===== DATA FOR THIS EXERCISE =====
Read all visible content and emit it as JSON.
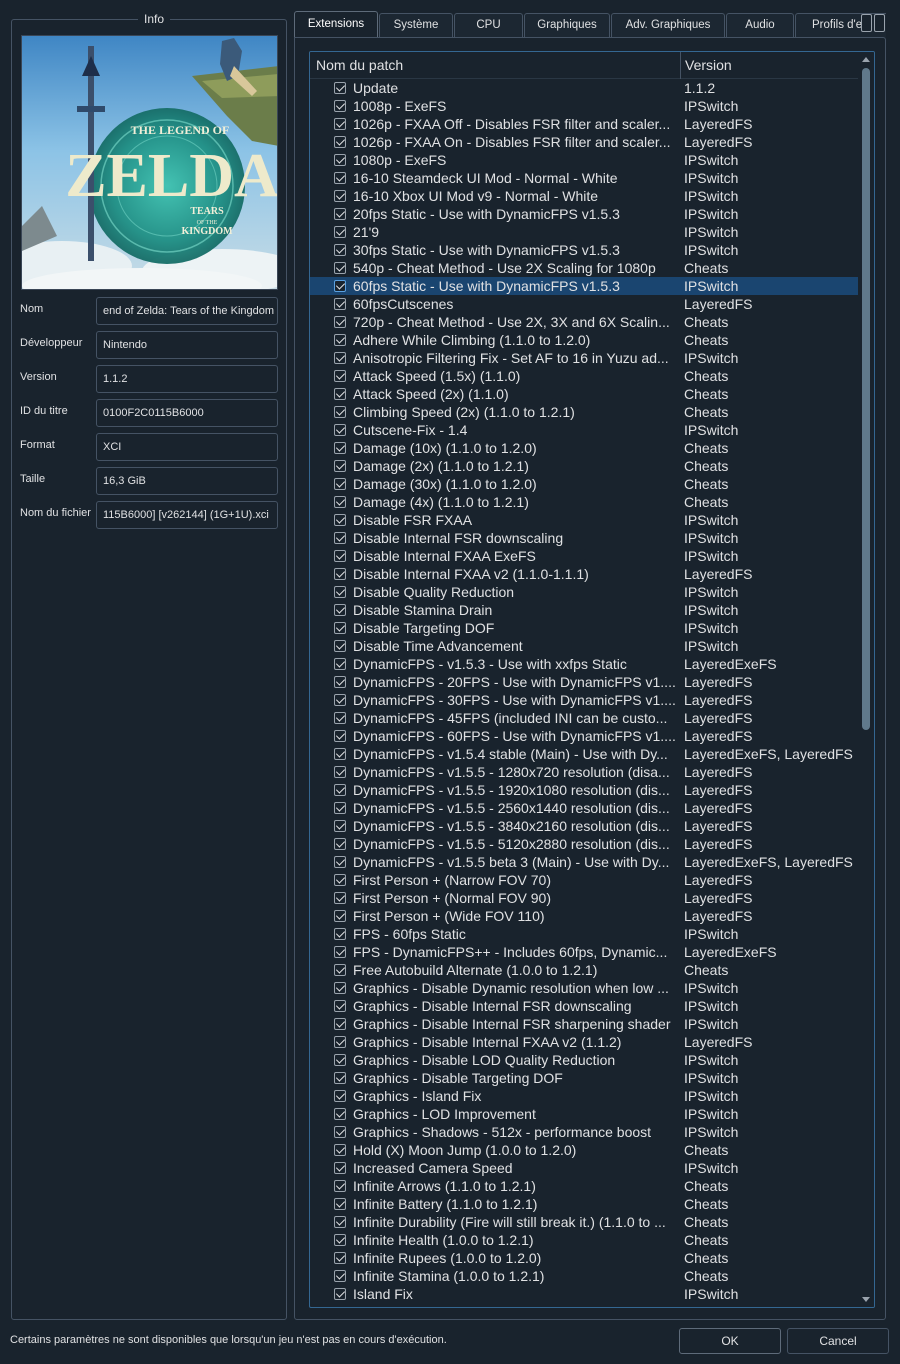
{
  "info": {
    "title": "Info",
    "cover": {
      "brand_line1": "THE LEGEND OF",
      "brand_line2": "ZELDA",
      "brand_line3": "TEARS",
      "brand_line4": "OF THE",
      "brand_line5": "KINGDOM"
    },
    "fields": [
      {
        "label": "Nom",
        "value": "end of Zelda: Tears of the Kingdom"
      },
      {
        "label": "Développeur",
        "value": "Nintendo"
      },
      {
        "label": "Version",
        "value": "1.1.2"
      },
      {
        "label": "ID du titre",
        "value": "0100F2C0115B6000"
      },
      {
        "label": "Format",
        "value": "XCI"
      },
      {
        "label": "Taille",
        "value": "16,3 GiB"
      },
      {
        "label": "Nom du fichier",
        "value": "115B6000] [v262144] (1G+1U).xci"
      }
    ]
  },
  "tabs": [
    {
      "label": "Extensions",
      "active": true
    },
    {
      "label": "Système",
      "active": false
    },
    {
      "label": "CPU",
      "active": false
    },
    {
      "label": "Graphiques",
      "active": false
    },
    {
      "label": "Adv. Graphiques",
      "active": false
    },
    {
      "label": "Audio",
      "active": false
    },
    {
      "label": "Profils d'en",
      "active": false
    }
  ],
  "table": {
    "col_name": "Nom du patch",
    "col_version": "Version",
    "selected_index": 11,
    "rows": [
      {
        "name": "Update",
        "version": "1.1.2"
      },
      {
        "name": "1008p - ExeFS",
        "version": "IPSwitch"
      },
      {
        "name": "1026p - FXAA Off - Disables FSR filter and scaler...",
        "version": "LayeredFS"
      },
      {
        "name": "1026p - FXAA On - Disables FSR filter and scaler...",
        "version": "LayeredFS"
      },
      {
        "name": "1080p - ExeFS",
        "version": "IPSwitch"
      },
      {
        "name": "16-10 Steamdeck UI Mod - Normal - White",
        "version": "IPSwitch"
      },
      {
        "name": "16-10 Xbox UI Mod v9 - Normal - White",
        "version": "IPSwitch"
      },
      {
        "name": "20fps Static  - Use with DynamicFPS v1.5.3",
        "version": "IPSwitch"
      },
      {
        "name": "21'9",
        "version": "IPSwitch"
      },
      {
        "name": "30fps Static  - Use with DynamicFPS v1.5.3",
        "version": "IPSwitch"
      },
      {
        "name": "540p - Cheat Method - Use 2X Scaling for 1080p",
        "version": "Cheats"
      },
      {
        "name": "60fps Static  - Use with DynamicFPS v1.5.3",
        "version": "IPSwitch"
      },
      {
        "name": "60fpsCutscenes",
        "version": "LayeredFS"
      },
      {
        "name": "720p - Cheat Method - Use 2X, 3X and 6X Scalin...",
        "version": "Cheats"
      },
      {
        "name": "Adhere While Climbing (1.1.0 to 1.2.0)",
        "version": "Cheats"
      },
      {
        "name": "Anisotropic Filtering Fix - Set AF to 16 in Yuzu ad...",
        "version": "IPSwitch"
      },
      {
        "name": "Attack Speed (1.5x) (1.1.0)",
        "version": "Cheats"
      },
      {
        "name": "Attack Speed (2x) (1.1.0)",
        "version": "Cheats"
      },
      {
        "name": "Climbing Speed (2x) (1.1.0 to 1.2.1)",
        "version": "Cheats"
      },
      {
        "name": "Cutscene-Fix - 1.4",
        "version": "IPSwitch"
      },
      {
        "name": "Damage (10x) (1.1.0 to 1.2.0)",
        "version": "Cheats"
      },
      {
        "name": "Damage (2x) (1.1.0 to 1.2.1)",
        "version": "Cheats"
      },
      {
        "name": "Damage (30x) (1.1.0 to 1.2.0)",
        "version": "Cheats"
      },
      {
        "name": "Damage (4x) (1.1.0 to 1.2.1)",
        "version": "Cheats"
      },
      {
        "name": "Disable FSR FXAA",
        "version": "IPSwitch"
      },
      {
        "name": "Disable Internal FSR downscaling",
        "version": "IPSwitch"
      },
      {
        "name": "Disable Internal FXAA ExeFS",
        "version": "IPSwitch"
      },
      {
        "name": "Disable Internal FXAA v2 (1.1.0-1.1.1)",
        "version": "LayeredFS"
      },
      {
        "name": "Disable Quality Reduction",
        "version": "IPSwitch"
      },
      {
        "name": "Disable Stamina Drain",
        "version": "IPSwitch"
      },
      {
        "name": "Disable Targeting DOF",
        "version": "IPSwitch"
      },
      {
        "name": "Disable Time Advancement",
        "version": "IPSwitch"
      },
      {
        "name": "DynamicFPS  - v1.5.3 - Use with xxfps Static",
        "version": "LayeredExeFS"
      },
      {
        "name": "DynamicFPS - 20FPS - Use with DynamicFPS v1....",
        "version": "LayeredFS"
      },
      {
        "name": "DynamicFPS - 30FPS - Use with DynamicFPS v1....",
        "version": "LayeredFS"
      },
      {
        "name": "DynamicFPS - 45FPS (included INI can be custo...",
        "version": "LayeredFS"
      },
      {
        "name": "DynamicFPS - 60FPS - Use with DynamicFPS v1....",
        "version": "LayeredFS"
      },
      {
        "name": "DynamicFPS - v1.5.4 stable (Main) - Use with Dy...",
        "version": "LayeredExeFS, LayeredFS"
      },
      {
        "name": "DynamicFPS - v1.5.5 - 1280x720 resolution (disa...",
        "version": "LayeredFS"
      },
      {
        "name": "DynamicFPS - v1.5.5 - 1920x1080 resolution (dis...",
        "version": "LayeredFS"
      },
      {
        "name": "DynamicFPS - v1.5.5 - 2560x1440 resolution (dis...",
        "version": "LayeredFS"
      },
      {
        "name": "DynamicFPS - v1.5.5 - 3840x2160 resolution (dis...",
        "version": "LayeredFS"
      },
      {
        "name": "DynamicFPS - v1.5.5 - 5120x2880 resolution (dis...",
        "version": "LayeredFS"
      },
      {
        "name": "DynamicFPS - v1.5.5 beta 3 (Main) - Use with Dy...",
        "version": "LayeredExeFS, LayeredFS"
      },
      {
        "name": "First Person + (Narrow FOV 70)",
        "version": "LayeredFS"
      },
      {
        "name": "First Person + (Normal FOV 90)",
        "version": "LayeredFS"
      },
      {
        "name": "First Person + (Wide FOV 110)",
        "version": "LayeredFS"
      },
      {
        "name": "FPS - 60fps Static",
        "version": "IPSwitch"
      },
      {
        "name": "FPS - DynamicFPS++ - Includes 60fps, Dynamic...",
        "version": "LayeredExeFS"
      },
      {
        "name": "Free Autobuild Alternate (1.0.0 to 1.2.1)",
        "version": "Cheats"
      },
      {
        "name": "Graphics - Disable Dynamic resolution when low ...",
        "version": "IPSwitch"
      },
      {
        "name": "Graphics - Disable Internal FSR downscaling",
        "version": "IPSwitch"
      },
      {
        "name": "Graphics - Disable Internal FSR sharpening shader",
        "version": "IPSwitch"
      },
      {
        "name": "Graphics - Disable Internal FXAA v2 (1.1.2)",
        "version": "LayeredFS"
      },
      {
        "name": "Graphics - Disable LOD Quality Reduction",
        "version": "IPSwitch"
      },
      {
        "name": "Graphics - Disable Targeting DOF",
        "version": "IPSwitch"
      },
      {
        "name": "Graphics - Island Fix",
        "version": "IPSwitch"
      },
      {
        "name": "Graphics - LOD Improvement",
        "version": "IPSwitch"
      },
      {
        "name": "Graphics - Shadows - 512x - performance boost",
        "version": "IPSwitch"
      },
      {
        "name": "Hold (X) Moon Jump (1.0.0 to 1.2.0)",
        "version": "Cheats"
      },
      {
        "name": "Increased Camera Speed",
        "version": "IPSwitch"
      },
      {
        "name": "Infinite Arrows (1.1.0 to 1.2.1)",
        "version": "Cheats"
      },
      {
        "name": "Infinite Battery (1.1.0 to 1.2.1)",
        "version": "Cheats"
      },
      {
        "name": "Infinite Durability (Fire will still break it.) (1.1.0 to ...",
        "version": "Cheats"
      },
      {
        "name": "Infinite Health (1.0.0 to 1.2.1)",
        "version": "Cheats"
      },
      {
        "name": "Infinite Rupees (1.0.0 to 1.2.0)",
        "version": "Cheats"
      },
      {
        "name": "Infinite Stamina (1.0.0 to 1.2.1)",
        "version": "Cheats"
      },
      {
        "name": "Island Fix",
        "version": "IPSwitch"
      }
    ]
  },
  "footer": {
    "status": "Certains paramètres ne sont disponibles que lorsqu'un jeu n'est pas en cours d'exécution.",
    "ok_label": "OK",
    "cancel_label": "Cancel"
  },
  "colors": {
    "background": "#19232d",
    "border": "#455364",
    "selection": "#1a4570",
    "focus_border": "#346792",
    "cover_emblem": "#2ea89a"
  }
}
=====
# [GOAL]
Go through the material above and copy each line that has the word "Reduction".

# [WRITTEN ANSWER]
        "name": "Disable Quality Reduction",
        "name": "Graphics - Disable LOD Quality Reduction",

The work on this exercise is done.